#### [The exercise]
Give back the entire listing verbatim.
::: Material
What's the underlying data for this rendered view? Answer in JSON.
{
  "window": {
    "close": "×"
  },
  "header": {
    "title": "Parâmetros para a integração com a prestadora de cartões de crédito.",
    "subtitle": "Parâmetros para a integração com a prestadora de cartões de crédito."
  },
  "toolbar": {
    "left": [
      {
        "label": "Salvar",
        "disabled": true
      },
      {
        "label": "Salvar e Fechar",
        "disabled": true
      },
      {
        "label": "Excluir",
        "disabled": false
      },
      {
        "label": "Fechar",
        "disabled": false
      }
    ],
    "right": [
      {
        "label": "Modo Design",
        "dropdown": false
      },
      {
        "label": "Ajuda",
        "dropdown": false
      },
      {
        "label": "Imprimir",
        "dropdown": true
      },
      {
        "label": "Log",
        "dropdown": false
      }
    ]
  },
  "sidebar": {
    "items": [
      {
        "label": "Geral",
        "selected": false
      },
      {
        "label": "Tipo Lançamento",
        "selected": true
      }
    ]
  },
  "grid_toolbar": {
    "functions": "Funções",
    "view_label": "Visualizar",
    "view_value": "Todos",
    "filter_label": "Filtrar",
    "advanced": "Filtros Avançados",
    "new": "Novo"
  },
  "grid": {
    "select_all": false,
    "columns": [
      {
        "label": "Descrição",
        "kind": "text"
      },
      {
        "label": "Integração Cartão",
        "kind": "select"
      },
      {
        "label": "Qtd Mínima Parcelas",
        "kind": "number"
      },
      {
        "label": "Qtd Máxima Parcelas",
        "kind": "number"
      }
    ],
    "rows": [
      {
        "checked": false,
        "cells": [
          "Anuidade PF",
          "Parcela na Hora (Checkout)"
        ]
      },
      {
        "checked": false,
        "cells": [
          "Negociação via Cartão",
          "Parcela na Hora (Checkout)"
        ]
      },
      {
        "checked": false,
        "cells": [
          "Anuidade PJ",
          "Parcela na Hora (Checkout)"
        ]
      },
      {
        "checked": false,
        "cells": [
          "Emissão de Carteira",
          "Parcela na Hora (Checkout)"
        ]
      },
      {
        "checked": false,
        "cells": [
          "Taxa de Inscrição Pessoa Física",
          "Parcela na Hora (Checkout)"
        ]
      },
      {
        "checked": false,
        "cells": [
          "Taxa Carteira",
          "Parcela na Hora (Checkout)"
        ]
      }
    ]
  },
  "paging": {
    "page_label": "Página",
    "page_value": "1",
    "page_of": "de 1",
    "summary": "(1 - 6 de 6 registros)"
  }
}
::::::
#### [Reply]
What's the underlying data for this rendered view? Answer in JSON.
{
  "window": {
    "close": "×"
  },
  "header": {
    "title": "Parâmetros para a integração com a prestadora de cartões de crédito.",
    "subtitle": "Parâmetros para a integração com a prestadora de cartões de crédito."
  },
  "toolbar": {
    "left": [
      {
        "label": "Salvar",
        "disabled": true
      },
      {
        "label": "Salvar e Fechar",
        "disabled": true
      },
      {
        "label": "Excluir",
        "disabled": false
      },
      {
        "label": "Fechar",
        "disabled": false
      }
    ],
    "right": [
      {
        "label": "Modo Design",
        "dropdown": false
      },
      {
        "label": "Ajuda",
        "dropdown": false
      },
      {
        "label": "Imprimir",
        "dropdown": true
      },
      {
        "label": "Log",
        "dropdown": false
      }
    ]
  },
  "sidebar": {
    "items": [
      {
        "label": "Geral",
        "selected": false
      },
      {
        "label": "Tipo Lançamento",
        "selected": true
      }
    ]
  },
  "grid_toolbar": {
    "functions": "Funções",
    "view_label": "Visualizar",
    "view_value": "Todos",
    "filter_label": "Filtrar",
    "advanced": "Filtros Avançados",
    "new": "Novo"
  },
  "grid": {
    "select_all": false,
    "columns": [
      {
        "label": "Descrição",
        "kind": "text"
      },
      {
        "label": "Integração Cartão",
        "kind": "select"
      },
      {
        "label": "Qtd Mínima Parcelas",
        "kind": "number"
      },
      {
        "label": "Qtd Máxima Parcelas",
        "kind": "number"
      }
    ],
    "rows": [
      {
        "checked": false,
        "cells": [
          "Anuidade PF",
          "Parcela na Hora (Checkout)"
        ]
      },
      {
        "checked": false,
        "cells": [
          "Negociação via Cartão",
          "Parcela na Hora (Checkout)"
        ]
      },
      {
        "checked": false,
        "cells": [
          "Anuidade PJ",
          "Parcela na Hora (Checkout)"
        ]
      },
      {
        "checked": false,
        "cells": [
          "Emissão de Carteira",
          "Parcela na Hora (Checkout)"
        ]
      },
      {
        "checked": false,
        "cells": [
          "Taxa de Inscrição Pessoa Física",
          "Parcela na Hora (Checkout)"
        ]
      },
      {
        "checked": false,
        "cells": [
          "Taxa Carteira",
          "Parcela na Hora (Checkout)"
        ]
      }
    ]
  },
  "paging": {
    "page_label": "Página",
    "page_value": "1",
    "page_of": "de 1",
    "summary": "(1 - 6 de 6 registros)"
  }
}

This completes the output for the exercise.